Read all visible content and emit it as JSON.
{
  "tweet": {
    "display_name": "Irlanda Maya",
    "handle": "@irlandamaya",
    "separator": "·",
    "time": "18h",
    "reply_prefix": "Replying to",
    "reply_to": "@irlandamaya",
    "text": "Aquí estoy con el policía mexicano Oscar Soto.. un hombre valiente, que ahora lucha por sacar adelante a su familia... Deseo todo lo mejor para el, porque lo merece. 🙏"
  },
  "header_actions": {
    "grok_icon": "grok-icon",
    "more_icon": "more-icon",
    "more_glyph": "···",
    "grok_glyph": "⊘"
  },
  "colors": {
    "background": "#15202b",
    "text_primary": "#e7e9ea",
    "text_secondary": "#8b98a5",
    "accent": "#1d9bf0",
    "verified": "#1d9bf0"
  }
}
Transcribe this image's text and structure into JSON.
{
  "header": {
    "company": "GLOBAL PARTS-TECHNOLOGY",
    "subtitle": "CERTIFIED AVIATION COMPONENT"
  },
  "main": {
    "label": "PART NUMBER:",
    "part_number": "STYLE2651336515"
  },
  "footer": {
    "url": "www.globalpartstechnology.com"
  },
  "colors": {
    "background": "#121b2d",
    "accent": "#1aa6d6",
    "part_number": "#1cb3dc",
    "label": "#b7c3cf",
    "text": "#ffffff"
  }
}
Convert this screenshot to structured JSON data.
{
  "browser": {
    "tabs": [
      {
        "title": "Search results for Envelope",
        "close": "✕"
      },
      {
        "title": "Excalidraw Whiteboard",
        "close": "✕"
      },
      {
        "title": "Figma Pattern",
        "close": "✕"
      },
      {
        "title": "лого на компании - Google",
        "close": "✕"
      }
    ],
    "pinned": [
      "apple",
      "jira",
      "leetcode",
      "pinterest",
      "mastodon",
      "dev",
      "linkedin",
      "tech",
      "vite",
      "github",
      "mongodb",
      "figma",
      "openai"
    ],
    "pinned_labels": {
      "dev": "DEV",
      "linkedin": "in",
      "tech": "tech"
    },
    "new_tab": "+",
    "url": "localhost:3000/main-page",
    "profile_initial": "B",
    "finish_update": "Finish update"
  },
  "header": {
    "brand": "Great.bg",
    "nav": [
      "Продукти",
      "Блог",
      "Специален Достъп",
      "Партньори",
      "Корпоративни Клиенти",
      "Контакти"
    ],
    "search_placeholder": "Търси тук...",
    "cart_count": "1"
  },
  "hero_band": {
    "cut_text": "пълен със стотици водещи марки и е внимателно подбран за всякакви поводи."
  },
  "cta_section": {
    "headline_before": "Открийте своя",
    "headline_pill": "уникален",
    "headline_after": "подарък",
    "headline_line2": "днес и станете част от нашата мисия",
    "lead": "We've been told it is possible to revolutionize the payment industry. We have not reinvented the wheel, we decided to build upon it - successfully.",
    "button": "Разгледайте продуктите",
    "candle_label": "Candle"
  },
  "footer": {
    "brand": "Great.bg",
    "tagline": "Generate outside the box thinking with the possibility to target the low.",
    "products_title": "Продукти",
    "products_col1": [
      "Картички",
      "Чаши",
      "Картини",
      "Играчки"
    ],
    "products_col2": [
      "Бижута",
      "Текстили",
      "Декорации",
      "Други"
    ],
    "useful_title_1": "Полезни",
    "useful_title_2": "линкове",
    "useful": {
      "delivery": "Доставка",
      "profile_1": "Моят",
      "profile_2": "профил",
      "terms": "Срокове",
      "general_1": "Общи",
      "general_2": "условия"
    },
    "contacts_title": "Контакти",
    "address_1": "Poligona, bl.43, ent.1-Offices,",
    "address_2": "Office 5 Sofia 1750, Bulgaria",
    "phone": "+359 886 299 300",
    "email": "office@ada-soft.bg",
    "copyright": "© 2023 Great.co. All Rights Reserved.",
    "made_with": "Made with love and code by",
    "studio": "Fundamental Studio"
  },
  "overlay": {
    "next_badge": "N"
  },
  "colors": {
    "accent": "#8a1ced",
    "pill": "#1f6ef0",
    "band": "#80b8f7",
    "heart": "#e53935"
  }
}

• **DIRECTION**
Repeat the material above in full, keeping every word.

• **SOLUTION TO THE EXERCISE**
Read all visible content and emit it as JSON.
{
  "tweet": {
    "display_name": "Irlanda Maya",
    "handle": "@irlandamaya",
    "separator": "·",
    "time": "18h",
    "reply_prefix": "Replying to",
    "reply_to": "@irlandamaya",
    "text": "Aquí estoy con el policía mexicano Oscar Soto.. un hombre valiente, que ahora lucha por sacar adelante a su familia... Deseo todo lo mejor para el, porque lo merece. 🙏"
  },
  "header_actions": {
    "grok_icon": "grok-icon",
    "more_icon": "more-icon",
    "more_glyph": "···",
    "grok_glyph": "⊘"
  },
  "colors": {
    "background": "#15202b",
    "text_primary": "#e7e9ea",
    "text_secondary": "#8b98a5",
    "accent": "#1d9bf0",
    "verified": "#1d9bf0"
  }
}
Transcribe this image's text and structure into JSON.
{
  "header": {
    "company": "GLOBAL PARTS-TECHNOLOGY",
    "subtitle": "CERTIFIED AVIATION COMPONENT"
  },
  "main": {
    "label": "PART NUMBER:",
    "part_number": "STYLE2651336515"
  },
  "footer": {
    "url": "www.globalpartstechnology.com"
  },
  "colors": {
    "background": "#121b2d",
    "accent": "#1aa6d6",
    "part_number": "#1cb3dc",
    "label": "#b7c3cf",
    "text": "#ffffff"
  }
}
Convert this screenshot to structured JSON data.
{
  "browser": {
    "tabs": [
      {
        "title": "Search results for Envelope",
        "close": "✕"
      },
      {
        "title": "Excalidraw Whiteboard",
        "close": "✕"
      },
      {
        "title": "Figma Pattern",
        "close": "✕"
      },
      {
        "title": "лого на компании - Google",
        "close": "✕"
      }
    ],
    "pinned": [
      "apple",
      "jira",
      "leetcode",
      "pinterest",
      "mastodon",
      "dev",
      "linkedin",
      "tech",
      "vite",
      "github",
      "mongodb",
      "figma",
      "openai"
    ],
    "pinned_labels": {
      "dev": "DEV",
      "linkedin": "in",
      "tech": "tech"
    },
    "new_tab": "+",
    "url": "localhost:3000/main-page",
    "profile_initial": "B",
    "finish_update": "Finish update"
  },
  "header": {
    "brand": "Great.bg",
    "nav": [
      "Продукти",
      "Блог",
      "Специален Достъп",
      "Партньори",
      "Корпоративни Клиенти",
      "Контакти"
    ],
    "search_placeholder": "Търси тук...",
    "cart_count": "1"
  },
  "hero_band": {
    "cut_text": "пълен със стотици водещи марки и е внимателно подбран за всякакви поводи."
  },
  "cta_section": {
    "headline_before": "Открийте своя",
    "headline_pill": "уникален",
    "headline_after": "подарък",
    "headline_line2": "днес и станете част от нашата мисия",
    "lead": "We've been told it is possible to revolutionize the payment industry. We have not reinvented the wheel, we decided to build upon it - successfully.",
    "button": "Разгледайте продуктите",
    "candle_label": "Candle"
  },
  "footer": {
    "brand": "Great.bg",
    "tagline": "Generate outside the box thinking with the possibility to target the low.",
    "products_title": "Продукти",
    "products_col1": [
      "Картички",
      "Чаши",
      "Картини",
      "Играчки"
    ],
    "products_col2": [
      "Бижута",
      "Текстили",
      "Декорации",
      "Други"
    ],
    "useful_title_1": "Полезни",
    "useful_title_2": "линкове",
    "useful": {
      "delivery": "Доставка",
      "profile_1": "Моят",
      "profile_2": "профил",
      "terms": "Срокове",
      "general_1": "Общи",
      "general_2": "условия"
    },
    "contacts_title": "Контакти",
    "address_1": "Poligona, bl.43, ent.1-Offices,",
    "address_2": "Office 5 Sofia 1750, Bulgaria",
    "phone": "+359 886 299 300",
    "email": "office@ada-soft.bg",
    "copyright": "© 2023 Great.co. All Rights Reserved.",
    "made_with": "Made with love and code by",
    "studio": "Fundamental Studio"
  },
  "overlay": {
    "next_badge": "N"
  },
  "colors": {
    "accent": "#8a1ced",
    "pill": "#1f6ef0",
    "band": "#80b8f7",
    "heart": "#e53935"
  }
}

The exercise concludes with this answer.